** Task brief **
Each record below must be returned exactly as shown.

** Task material **
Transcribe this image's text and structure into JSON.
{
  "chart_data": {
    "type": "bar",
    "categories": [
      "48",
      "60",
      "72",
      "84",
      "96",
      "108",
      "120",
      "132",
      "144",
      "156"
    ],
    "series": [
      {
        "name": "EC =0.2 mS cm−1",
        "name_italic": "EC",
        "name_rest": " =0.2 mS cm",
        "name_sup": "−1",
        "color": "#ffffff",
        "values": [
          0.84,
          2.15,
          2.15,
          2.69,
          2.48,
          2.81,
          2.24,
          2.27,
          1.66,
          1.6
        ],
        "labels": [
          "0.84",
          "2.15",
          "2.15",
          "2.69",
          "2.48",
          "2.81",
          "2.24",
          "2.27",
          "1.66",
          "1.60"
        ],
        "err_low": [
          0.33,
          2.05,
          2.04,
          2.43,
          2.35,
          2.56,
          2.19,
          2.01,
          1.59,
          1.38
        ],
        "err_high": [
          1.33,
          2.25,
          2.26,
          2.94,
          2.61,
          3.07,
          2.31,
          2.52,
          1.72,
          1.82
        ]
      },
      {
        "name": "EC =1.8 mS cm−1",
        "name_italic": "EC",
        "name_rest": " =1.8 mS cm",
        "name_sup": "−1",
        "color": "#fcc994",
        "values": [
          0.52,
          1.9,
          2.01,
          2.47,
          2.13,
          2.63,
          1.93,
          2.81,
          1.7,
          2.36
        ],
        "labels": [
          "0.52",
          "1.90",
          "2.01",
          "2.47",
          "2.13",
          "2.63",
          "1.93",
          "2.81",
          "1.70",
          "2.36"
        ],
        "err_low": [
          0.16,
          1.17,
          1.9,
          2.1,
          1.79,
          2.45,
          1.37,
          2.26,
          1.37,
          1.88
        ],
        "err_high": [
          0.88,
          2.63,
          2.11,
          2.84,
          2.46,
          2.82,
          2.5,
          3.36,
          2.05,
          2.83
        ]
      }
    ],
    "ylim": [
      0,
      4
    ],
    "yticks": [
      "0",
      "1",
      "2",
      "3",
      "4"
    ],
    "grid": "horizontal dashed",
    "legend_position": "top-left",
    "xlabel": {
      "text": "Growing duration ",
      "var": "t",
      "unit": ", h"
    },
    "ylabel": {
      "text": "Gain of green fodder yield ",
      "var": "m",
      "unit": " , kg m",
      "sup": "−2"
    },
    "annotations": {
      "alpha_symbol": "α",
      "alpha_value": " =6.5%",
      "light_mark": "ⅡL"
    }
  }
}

** Reply to the task **
Transcribe this image's text and structure into JSON.
{
  "chart_data": {
    "type": "bar",
    "categories": [
      "48",
      "60",
      "72",
      "84",
      "96",
      "108",
      "120",
      "132",
      "144",
      "156"
    ],
    "series": [
      {
        "name": "EC =0.2 mS cm−1",
        "name_italic": "EC",
        "name_rest": " =0.2 mS cm",
        "name_sup": "−1",
        "color": "#ffffff",
        "values": [
          0.84,
          2.15,
          2.15,
          2.69,
          2.48,
          2.81,
          2.24,
          2.27,
          1.66,
          1.6
        ],
        "labels": [
          "0.84",
          "2.15",
          "2.15",
          "2.69",
          "2.48",
          "2.81",
          "2.24",
          "2.27",
          "1.66",
          "1.60"
        ],
        "err_low": [
          0.33,
          2.05,
          2.04,
          2.43,
          2.35,
          2.56,
          2.19,
          2.01,
          1.59,
          1.38
        ],
        "err_high": [
          1.33,
          2.25,
          2.26,
          2.94,
          2.61,
          3.07,
          2.31,
          2.52,
          1.72,
          1.82
        ]
      },
      {
        "name": "EC =1.8 mS cm−1",
        "name_italic": "EC",
        "name_rest": " =1.8 mS cm",
        "name_sup": "−1",
        "color": "#fcc994",
        "values": [
          0.52,
          1.9,
          2.01,
          2.47,
          2.13,
          2.63,
          1.93,
          2.81,
          1.7,
          2.36
        ],
        "labels": [
          "0.52",
          "1.90",
          "2.01",
          "2.47",
          "2.13",
          "2.63",
          "1.93",
          "2.81",
          "1.70",
          "2.36"
        ],
        "err_low": [
          0.16,
          1.17,
          1.9,
          2.1,
          1.79,
          2.45,
          1.37,
          2.26,
          1.37,
          1.88
        ],
        "err_high": [
          0.88,
          2.63,
          2.11,
          2.84,
          2.46,
          2.82,
          2.5,
          3.36,
          2.05,
          2.83
        ]
      }
    ],
    "ylim": [
      0,
      4
    ],
    "yticks": [
      "0",
      "1",
      "2",
      "3",
      "4"
    ],
    "grid": "horizontal dashed",
    "legend_position": "top-left",
    "xlabel": {
      "text": "Growing duration ",
      "var": "t",
      "unit": ", h"
    },
    "ylabel": {
      "text": "Gain of green fodder yield ",
      "var": "m",
      "unit": " , kg m",
      "sup": "−2"
    },
    "annotations": {
      "alpha_symbol": "α",
      "alpha_value": " =6.5%",
      "light_mark": "ⅡL"
    }
  }
}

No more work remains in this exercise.